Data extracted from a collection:

———

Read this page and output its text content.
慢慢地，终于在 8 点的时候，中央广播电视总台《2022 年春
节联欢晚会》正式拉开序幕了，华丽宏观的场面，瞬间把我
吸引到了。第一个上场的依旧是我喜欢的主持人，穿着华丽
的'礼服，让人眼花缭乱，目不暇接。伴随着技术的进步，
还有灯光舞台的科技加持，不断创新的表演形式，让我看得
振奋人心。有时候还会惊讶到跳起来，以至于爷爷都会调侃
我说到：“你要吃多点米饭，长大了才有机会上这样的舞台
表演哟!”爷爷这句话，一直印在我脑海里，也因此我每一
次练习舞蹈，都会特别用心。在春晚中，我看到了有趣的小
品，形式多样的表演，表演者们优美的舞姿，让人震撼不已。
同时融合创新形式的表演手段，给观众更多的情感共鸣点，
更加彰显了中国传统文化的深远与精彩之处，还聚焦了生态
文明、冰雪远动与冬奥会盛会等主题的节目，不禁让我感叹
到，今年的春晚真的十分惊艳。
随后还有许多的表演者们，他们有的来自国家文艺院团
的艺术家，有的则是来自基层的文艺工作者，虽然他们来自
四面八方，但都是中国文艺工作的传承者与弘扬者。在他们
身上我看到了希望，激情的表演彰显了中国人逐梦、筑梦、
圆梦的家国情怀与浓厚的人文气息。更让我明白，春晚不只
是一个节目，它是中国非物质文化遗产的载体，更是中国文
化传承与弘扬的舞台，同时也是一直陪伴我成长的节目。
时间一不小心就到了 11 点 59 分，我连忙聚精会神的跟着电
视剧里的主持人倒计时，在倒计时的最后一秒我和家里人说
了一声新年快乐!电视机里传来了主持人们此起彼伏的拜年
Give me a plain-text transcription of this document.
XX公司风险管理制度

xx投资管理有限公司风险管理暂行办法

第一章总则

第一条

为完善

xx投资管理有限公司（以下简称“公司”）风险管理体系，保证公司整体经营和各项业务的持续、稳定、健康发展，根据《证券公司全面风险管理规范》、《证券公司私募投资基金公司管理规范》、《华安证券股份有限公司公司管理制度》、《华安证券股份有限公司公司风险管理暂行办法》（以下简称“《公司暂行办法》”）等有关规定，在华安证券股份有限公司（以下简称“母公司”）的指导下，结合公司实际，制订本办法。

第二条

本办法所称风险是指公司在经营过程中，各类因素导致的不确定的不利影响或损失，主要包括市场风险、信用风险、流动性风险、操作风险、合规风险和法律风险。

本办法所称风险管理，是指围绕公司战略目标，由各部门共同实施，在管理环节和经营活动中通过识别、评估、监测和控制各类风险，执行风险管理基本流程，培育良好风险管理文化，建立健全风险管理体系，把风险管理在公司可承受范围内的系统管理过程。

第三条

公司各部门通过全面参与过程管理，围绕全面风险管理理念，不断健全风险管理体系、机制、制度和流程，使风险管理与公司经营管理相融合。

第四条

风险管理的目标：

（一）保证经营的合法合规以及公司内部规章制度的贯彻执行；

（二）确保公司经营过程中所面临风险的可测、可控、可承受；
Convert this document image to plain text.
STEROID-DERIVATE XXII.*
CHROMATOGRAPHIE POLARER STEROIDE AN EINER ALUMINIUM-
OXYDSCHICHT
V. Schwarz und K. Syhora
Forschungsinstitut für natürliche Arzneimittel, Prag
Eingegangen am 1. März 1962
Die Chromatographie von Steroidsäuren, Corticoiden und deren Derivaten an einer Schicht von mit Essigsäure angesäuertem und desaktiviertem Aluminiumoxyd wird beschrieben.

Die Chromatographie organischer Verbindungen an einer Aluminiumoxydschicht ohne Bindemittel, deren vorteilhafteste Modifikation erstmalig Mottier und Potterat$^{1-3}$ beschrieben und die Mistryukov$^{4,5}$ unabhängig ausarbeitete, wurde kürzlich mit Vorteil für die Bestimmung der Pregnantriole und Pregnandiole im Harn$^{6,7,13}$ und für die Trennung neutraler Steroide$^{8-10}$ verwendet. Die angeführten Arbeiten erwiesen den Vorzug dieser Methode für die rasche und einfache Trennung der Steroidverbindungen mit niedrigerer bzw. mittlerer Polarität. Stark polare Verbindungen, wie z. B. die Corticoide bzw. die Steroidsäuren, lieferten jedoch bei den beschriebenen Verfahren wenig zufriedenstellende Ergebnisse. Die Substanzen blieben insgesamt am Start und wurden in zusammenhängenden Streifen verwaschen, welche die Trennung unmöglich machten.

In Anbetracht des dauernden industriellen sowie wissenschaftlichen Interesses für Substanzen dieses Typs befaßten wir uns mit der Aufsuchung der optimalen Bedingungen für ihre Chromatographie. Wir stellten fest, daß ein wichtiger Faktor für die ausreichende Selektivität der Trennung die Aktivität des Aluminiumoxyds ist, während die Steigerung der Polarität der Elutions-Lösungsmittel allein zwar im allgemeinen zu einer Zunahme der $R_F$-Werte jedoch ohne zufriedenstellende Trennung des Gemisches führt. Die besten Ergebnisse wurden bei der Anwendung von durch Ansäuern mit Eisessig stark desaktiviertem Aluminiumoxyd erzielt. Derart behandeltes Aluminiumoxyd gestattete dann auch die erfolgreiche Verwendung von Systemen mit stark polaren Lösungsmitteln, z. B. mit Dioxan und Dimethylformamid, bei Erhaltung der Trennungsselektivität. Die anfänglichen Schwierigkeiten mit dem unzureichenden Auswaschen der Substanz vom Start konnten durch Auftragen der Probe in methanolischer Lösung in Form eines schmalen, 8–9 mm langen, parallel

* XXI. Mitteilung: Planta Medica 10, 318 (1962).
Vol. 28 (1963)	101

———

Using the data above, repeat every line exactly.

Read this page and output its text content.
慢慢地，终于在 8 点的时候，中央广播电视总台《2022 年春
节联欢晚会》正式拉开序幕了，华丽宏观的场面，瞬间把我
吸引到了。第一个上场的依旧是我喜欢的主持人，穿着华丽
的'礼服，让人眼花缭乱，目不暇接。伴随着技术的进步，
还有灯光舞台的科技加持，不断创新的表演形式，让我看得
振奋人心。有时候还会惊讶到跳起来，以至于爷爷都会调侃
我说到：“你要吃多点米饭，长大了才有机会上这样的舞台
表演哟!”爷爷这句话，一直印在我脑海里，也因此我每一
次练习舞蹈，都会特别用心。在春晚中，我看到了有趣的小
品，形式多样的表演，表演者们优美的舞姿，让人震撼不已。
同时融合创新形式的表演手段，给观众更多的情感共鸣点，
更加彰显了中国传统文化的深远与精彩之处，还聚焦了生态
文明、冰雪远动与冬奥会盛会等主题的节目，不禁让我感叹
到，今年的春晚真的十分惊艳。
随后还有许多的表演者们，他们有的来自国家文艺院团
的艺术家，有的则是来自基层的文艺工作者，虽然他们来自
四面八方，但都是中国文艺工作的传承者与弘扬者。在他们
身上我看到了希望，激情的表演彰显了中国人逐梦、筑梦、
圆梦的家国情怀与浓厚的人文气息。更让我明白，春晚不只
是一个节目，它是中国非物质文化遗产的载体，更是中国文
化传承与弘扬的舞台，同时也是一直陪伴我成长的节目。
时间一不小心就到了 11 点 59 分，我连忙聚精会神的跟着电
视剧里的主持人倒计时，在倒计时的最后一秒我和家里人说
了一声新年快乐!电视机里传来了主持人们此起彼伏的拜年
Give me a plain-text transcription of this document.
XX公司风险管理制度

xx投资管理有限公司风险管理暂行办法

第一章总则

第一条

为完善

xx投资管理有限公司（以下简称“公司”）风险管理体系，保证公司整体经营和各项业务的持续、稳定、健康发展，根据《证券公司全面风险管理规范》、《证券公司私募投资基金公司管理规范》、《华安证券股份有限公司公司管理制度》、《华安证券股份有限公司公司风险管理暂行办法》（以下简称“《公司暂行办法》”）等有关规定，在华安证券股份有限公司（以下简称“母公司”）的指导下，结合公司实际，制订本办法。

第二条

本办法所称风险是指公司在经营过程中，各类因素导致的不确定的不利影响或损失，主要包括市场风险、信用风险、流动性风险、操作风险、合规风险和法律风险。

本办法所称风险管理，是指围绕公司战略目标，由各部门共同实施，在管理环节和经营活动中通过识别、评估、监测和控制各类风险，执行风险管理基本流程，培育良好风险管理文化，建立健全风险管理体系，把风险管理在公司可承受范围内的系统管理过程。

第三条

公司各部门通过全面参与过程管理，围绕全面风险管理理念，不断健全风险管理体系、机制、制度和流程，使风险管理与公司经营管理相融合。

第四条

风险管理的目标：

（一）保证经营的合法合规以及公司内部规章制度的贯彻执行；

（二）确保公司经营过程中所面临风险的可测、可控、可承受；
Convert this document image to plain text.
STEROID-DERIVATE XXII.*
CHROMATOGRAPHIE POLARER STEROIDE AN EINER ALUMINIUM-
OXYDSCHICHT
V. Schwarz und K. Syhora
Forschungsinstitut für natürliche Arzneimittel, Prag
Eingegangen am 1. März 1962
Die Chromatographie von Steroidsäuren, Corticoiden und deren Derivaten an einer Schicht von mit Essigsäure angesäuertem und desaktiviertem Aluminiumoxyd wird beschrieben.

Die Chromatographie organischer Verbindungen an einer Aluminiumoxydschicht ohne Bindemittel, deren vorteilhafteste Modifikation erstmalig Mottier und Potterat$^{1-3}$ beschrieben und die Mistryukov$^{4,5}$ unabhängig ausarbeitete, wurde kürzlich mit Vorteil für die Bestimmung der Pregnantriole und Pregnandiole im Harn$^{6,7,13}$ und für die Trennung neutraler Steroide$^{8-10}$ verwendet. Die angeführten Arbeiten erwiesen den Vorzug dieser Methode für die rasche und einfache Trennung der Steroidverbindungen mit niedrigerer bzw. mittlerer Polarität. Stark polare Verbindungen, wie z. B. die Corticoide bzw. die Steroidsäuren, lieferten jedoch bei den beschriebenen Verfahren wenig zufriedenstellende Ergebnisse. Die Substanzen blieben insgesamt am Start und wurden in zusammenhängenden Streifen verwaschen, welche die Trennung unmöglich machten.

In Anbetracht des dauernden industriellen sowie wissenschaftlichen Interesses für Substanzen dieses Typs befaßten wir uns mit der Aufsuchung der optimalen Bedingungen für ihre Chromatographie. Wir stellten fest, daß ein wichtiger Faktor für die ausreichende Selektivität der Trennung die Aktivität des Aluminiumoxyds ist, während die Steigerung der Polarität der Elutions-Lösungsmittel allein zwar im allgemeinen zu einer Zunahme der $R_F$-Werte jedoch ohne zufriedenstellende Trennung des Gemisches führt. Die besten Ergebnisse wurden bei der Anwendung von durch Ansäuern mit Eisessig stark desaktiviertem Aluminiumoxyd erzielt. Derart behandeltes Aluminiumoxyd gestattete dann auch die erfolgreiche Verwendung von Systemen mit stark polaren Lösungsmitteln, z. B. mit Dioxan und Dimethylformamid, bei Erhaltung der Trennungsselektivität. Die anfänglichen Schwierigkeiten mit dem unzureichenden Auswaschen der Substanz vom Start konnten durch Auftragen der Probe in methanolischer Lösung in Form eines schmalen, 8–9 mm langen, parallel

* XXI. Mitteilung: Planta Medica 10, 318 (1962).
Vol. 28 (1963)	101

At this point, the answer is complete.